• [Aim] Write each line of the records below as a JSON list of strings, one string per line and no blank lines.

Layout dataset entries:
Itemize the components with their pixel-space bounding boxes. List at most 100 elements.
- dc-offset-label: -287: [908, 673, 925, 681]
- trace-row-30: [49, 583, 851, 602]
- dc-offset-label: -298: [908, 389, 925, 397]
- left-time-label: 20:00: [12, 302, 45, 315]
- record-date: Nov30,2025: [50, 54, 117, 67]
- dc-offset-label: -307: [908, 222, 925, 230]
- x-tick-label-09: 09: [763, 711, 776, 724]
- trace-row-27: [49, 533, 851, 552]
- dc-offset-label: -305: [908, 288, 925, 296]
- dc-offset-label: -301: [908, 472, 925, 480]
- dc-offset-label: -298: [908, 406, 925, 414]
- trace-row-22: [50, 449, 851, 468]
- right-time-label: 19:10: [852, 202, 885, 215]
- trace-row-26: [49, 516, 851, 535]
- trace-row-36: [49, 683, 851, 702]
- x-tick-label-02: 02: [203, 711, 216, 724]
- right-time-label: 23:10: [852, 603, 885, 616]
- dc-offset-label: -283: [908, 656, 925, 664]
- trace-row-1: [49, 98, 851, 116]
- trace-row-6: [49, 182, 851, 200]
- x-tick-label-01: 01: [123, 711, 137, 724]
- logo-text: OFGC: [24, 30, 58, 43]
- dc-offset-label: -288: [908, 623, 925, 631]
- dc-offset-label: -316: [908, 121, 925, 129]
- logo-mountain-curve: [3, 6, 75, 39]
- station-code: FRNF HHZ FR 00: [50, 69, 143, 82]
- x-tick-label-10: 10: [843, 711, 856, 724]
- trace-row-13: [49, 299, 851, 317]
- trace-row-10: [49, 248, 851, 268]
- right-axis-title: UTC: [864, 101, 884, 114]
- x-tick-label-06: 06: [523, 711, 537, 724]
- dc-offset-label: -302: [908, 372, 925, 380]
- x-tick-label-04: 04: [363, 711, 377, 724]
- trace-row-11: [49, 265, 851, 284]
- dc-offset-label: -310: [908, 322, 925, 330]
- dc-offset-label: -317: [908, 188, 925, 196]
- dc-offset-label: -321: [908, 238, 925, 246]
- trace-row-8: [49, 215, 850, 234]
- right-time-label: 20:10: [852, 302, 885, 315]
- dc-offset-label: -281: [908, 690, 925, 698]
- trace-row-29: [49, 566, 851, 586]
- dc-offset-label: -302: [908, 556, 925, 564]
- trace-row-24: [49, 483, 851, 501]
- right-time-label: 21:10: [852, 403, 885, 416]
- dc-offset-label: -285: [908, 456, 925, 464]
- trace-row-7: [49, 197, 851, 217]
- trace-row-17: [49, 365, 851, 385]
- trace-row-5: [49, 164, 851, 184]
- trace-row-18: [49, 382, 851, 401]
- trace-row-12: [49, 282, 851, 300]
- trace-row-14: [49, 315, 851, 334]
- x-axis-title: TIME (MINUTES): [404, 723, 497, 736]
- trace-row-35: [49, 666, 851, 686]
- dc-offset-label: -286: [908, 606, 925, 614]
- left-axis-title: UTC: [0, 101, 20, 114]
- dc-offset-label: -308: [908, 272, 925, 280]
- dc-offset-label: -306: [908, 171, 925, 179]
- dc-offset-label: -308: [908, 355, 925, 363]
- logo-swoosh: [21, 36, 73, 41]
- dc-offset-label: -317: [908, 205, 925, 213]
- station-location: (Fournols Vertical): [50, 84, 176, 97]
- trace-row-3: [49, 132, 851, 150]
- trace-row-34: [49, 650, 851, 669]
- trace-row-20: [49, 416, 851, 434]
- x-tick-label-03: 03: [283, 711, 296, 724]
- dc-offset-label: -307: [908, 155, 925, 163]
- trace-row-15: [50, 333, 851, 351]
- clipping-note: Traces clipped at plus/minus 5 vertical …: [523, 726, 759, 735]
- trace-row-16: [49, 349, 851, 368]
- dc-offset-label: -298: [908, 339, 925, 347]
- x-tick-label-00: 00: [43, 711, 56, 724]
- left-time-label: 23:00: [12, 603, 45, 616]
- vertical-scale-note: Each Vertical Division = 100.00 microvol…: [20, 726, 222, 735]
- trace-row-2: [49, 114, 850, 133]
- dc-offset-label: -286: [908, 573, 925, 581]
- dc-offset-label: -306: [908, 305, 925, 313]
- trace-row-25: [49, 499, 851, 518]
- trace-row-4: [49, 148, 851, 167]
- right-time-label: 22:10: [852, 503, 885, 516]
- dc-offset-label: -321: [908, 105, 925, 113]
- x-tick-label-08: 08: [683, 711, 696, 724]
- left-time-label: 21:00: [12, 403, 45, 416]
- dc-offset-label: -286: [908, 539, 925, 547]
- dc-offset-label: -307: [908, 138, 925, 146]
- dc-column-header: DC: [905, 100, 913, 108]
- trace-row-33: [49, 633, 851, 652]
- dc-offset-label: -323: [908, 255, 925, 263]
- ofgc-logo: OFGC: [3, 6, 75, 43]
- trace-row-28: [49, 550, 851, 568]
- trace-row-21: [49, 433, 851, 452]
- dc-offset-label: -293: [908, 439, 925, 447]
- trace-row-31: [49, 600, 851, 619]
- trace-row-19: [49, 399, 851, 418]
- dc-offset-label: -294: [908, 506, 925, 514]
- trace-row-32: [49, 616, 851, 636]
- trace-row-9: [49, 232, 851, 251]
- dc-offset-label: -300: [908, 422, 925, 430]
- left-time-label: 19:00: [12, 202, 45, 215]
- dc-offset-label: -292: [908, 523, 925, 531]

• [Exercise result]
[
  "Itemize the components with their pixel-space bounding boxes. List at most 100 elements.",
  "- dc-offset-label: -287: [908, 673, 925, 681]",
  "- trace-row-30: [49, 583, 851, 602]",
  "- dc-offset-label: -298: [908, 389, 925, 397]",
  "- left-time-label: 20:00: [12, 302, 45, 315]",
  "- record-date: Nov30,2025: [50, 54, 117, 67]",
  "- dc-offset-label: -307: [908, 222, 925, 230]",
  "- x-tick-label-09: 09: [763, 711, 776, 724]",
  "- trace-row-27: [49, 533, 851, 552]",
  "- dc-offset-label: -305: [908, 288, 925, 296]",
  "- dc-offset-label: -301: [908, 472, 925, 480]",
  "- dc-offset-label: -298: [908, 406, 925, 414]",
  "- trace-row-22: [50, 449, 851, 468]",
  "- right-time-label: 19:10: [852, 202, 885, 215]",
  "- trace-row-26: [49, 516, 851, 535]",
  "- trace-row-36: [49, 683, 851, 702]",
  "- x-tick-label-02: 02: [203, 711, 216, 724]",
  "- right-time-label: 23:10: [852, 603, 885, 616]",
  "- dc-offset-label: -283: [908, 656, 925, 664]",
  "- trace-row-1: [49, 98, 851, 116]",
  "- trace-row-6: [49, 182, 851, 200]",
  "- x-tick-label-01: 01: [123, 711, 137, 724]",
  "- logo-text: OFGC: [24, 30, 58, 43]",
  "- dc-offset-label: -288: [908, 623, 925, 631]",
  "- dc-offset-label: -316: [908, 121, 925, 129]",
  "- logo-mountain-curve: [3, 6, 75, 39]",
  "- station-code: FRNF HHZ FR 00: [50, 69, 143, 82]",
  "- x-tick-label-10: 10: [843, 711, 856, 724]",
  "- trace-row-13: [49, 299, 851, 317]",
  "- trace-row-10: [49, 248, 851, 268]",
  "- right-axis-title: UTC: [864, 101, 884, 114]",
  "- x-tick-label-06: 06: [523, 711, 537, 724]",
  "- dc-offset-label: -302: [908, 372, 925, 380]",
  "- x-tick-label-04: 04: [363, 711, 377, 724]",
  "- trace-row-11: [49, 265, 851, 284]",
  "- dc-offset-label: -310: [908, 322, 925, 330]",
  "- dc-offset-label: -317: [908, 188, 925, 196]",
  "- dc-offset-label: -321: [908, 238, 925, 246]",
  "- trace-row-8: [49, 215, 850, 234]",
  "- right-time-label: 20:10: [852, 302, 885, 315]",
  "- dc-offset-label: -281: [908, 690, 925, 698]",
  "- trace-row-29: [49, 566, 851, 586]",
  "- dc-offset-label: -302: [908, 556, 925, 564]",
  "- trace-row-24: [49, 483, 851, 501]",
  "- right-time-label: 21:10: [852, 403, 885, 416]",
  "- dc-offset-label: -285: [908, 456, 925, 464]",
  "- trace-row-7: [49, 197, 851, 217]",
  "- trace-row-17: [49, 365, 851, 385]",
  "- trace-row-5: [49, 164, 851, 184]",
  "- trace-row-18: [49, 382, 851, 401]",
  "- trace-row-12: [49, 282, 851, 300]",
  "- trace-row-14: [49, 315, 851, 334]",
  "- x-axis-title: TIME (MINUTES): [404, 723, 497, 736]",
  "- trace-row-35: [49, 666, 851, 686]",
  "- dc-offset-label: -286: [908, 606, 925, 614]",
  "- left-axis-title: UTC: [0, 101, 20, 114]",
  "- dc-offset-label: -308: [908, 272, 925, 280]",
  "- dc-offset-label: -306: [908, 171, 925, 179]",
  "- dc-offset-label: -308: [908, 355, 925, 363]",
  "- logo-swoosh: [21, 36, 73, 41]",
  "- dc-offset-label: -317: [908, 205, 925, 213]",
  "- station-location: (Fournols Vertical): [50, 84, 176, 97]",
  "- trace-row-3: [49, 132, 851, 150]",
  "- trace-row-34: [49, 650, 851, 669]",
  "- trace-row-20: [49, 416, 851, 434]",
  "- x-tick-label-03: 03: [283, 711, 296, 724]",
  "- dc-offset-label: -307: [908, 155, 925, 163]",
  "- trace-row-15: [50, 333, 851, 351]",
  "- clipping-note: Traces clipped at plus/minus 5 vertical …: [523, 726, 759, 735]",
  "- trace-row-16: [49, 349, 851, 368]",
  "- dc-offset-label: -298: [908, 339, 925, 347]",
  "- x-tick-label-00: 00: [43, 711, 56, 724]",
  "- left-time-label: 23:00: [12, 603, 45, 616]",
  "- vertical-scale-note: Each Vertical Division = 100.00 microvol…: [20, 726, 222, 735]",
  "- trace-row-2: [49, 114, 850, 133]",
  "- dc-offset-label: -286: [908, 573, 925, 581]",
  "- dc-offset-label: -306: [908, 305, 925, 313]",
  "- trace-row-25: [49, 499, 851, 518]",
  "- trace-row-4: [49, 148, 851, 167]",
  "- right-time-label: 22:10: [852, 503, 885, 516]",
  "- dc-offset-label: -321: [908, 105, 925, 113]",
  "- x-tick-label-08: 08: [683, 711, 696, 724]",
  "- left-time-label: 21:00: [12, 403, 45, 416]",
  "- dc-offset-label: -286: [908, 539, 925, 547]",
  "- dc-offset-label: -307: [908, 138, 925, 146]",
  "- dc-column-header: DC: [905, 100, 913, 108]",
  "- trace-row-33: [49, 633, 851, 652]",
  "- dc-offset-label: -323: [908, 255, 925, 263]",
  "- ofgc-logo: OFGC: [3, 6, 75, 43]",
  "- trace-row-28: [49, 550, 851, 568]",
  "- trace-row-21: [49, 433, 851, 452]",
  "- dc-offset-label: -293: [908, 439, 925, 447]",
  "- trace-row-31: [49, 600, 851, 619]",
  "- trace-row-19: [49, 399, 851, 418]",
  "- dc-offset-label: -294: [908, 506, 925, 514]",
  "- trace-row-32: [49, 616, 851, 636]",
  "- trace-row-9: [49, 232, 851, 251]",
  "- dc-offset-label: -300: [908, 422, 925, 430]",
  "- left-time-label: 19:00: [12, 202, 45, 215]",
  "- dc-offset-label: -292: [908, 523, 925, 531]"
]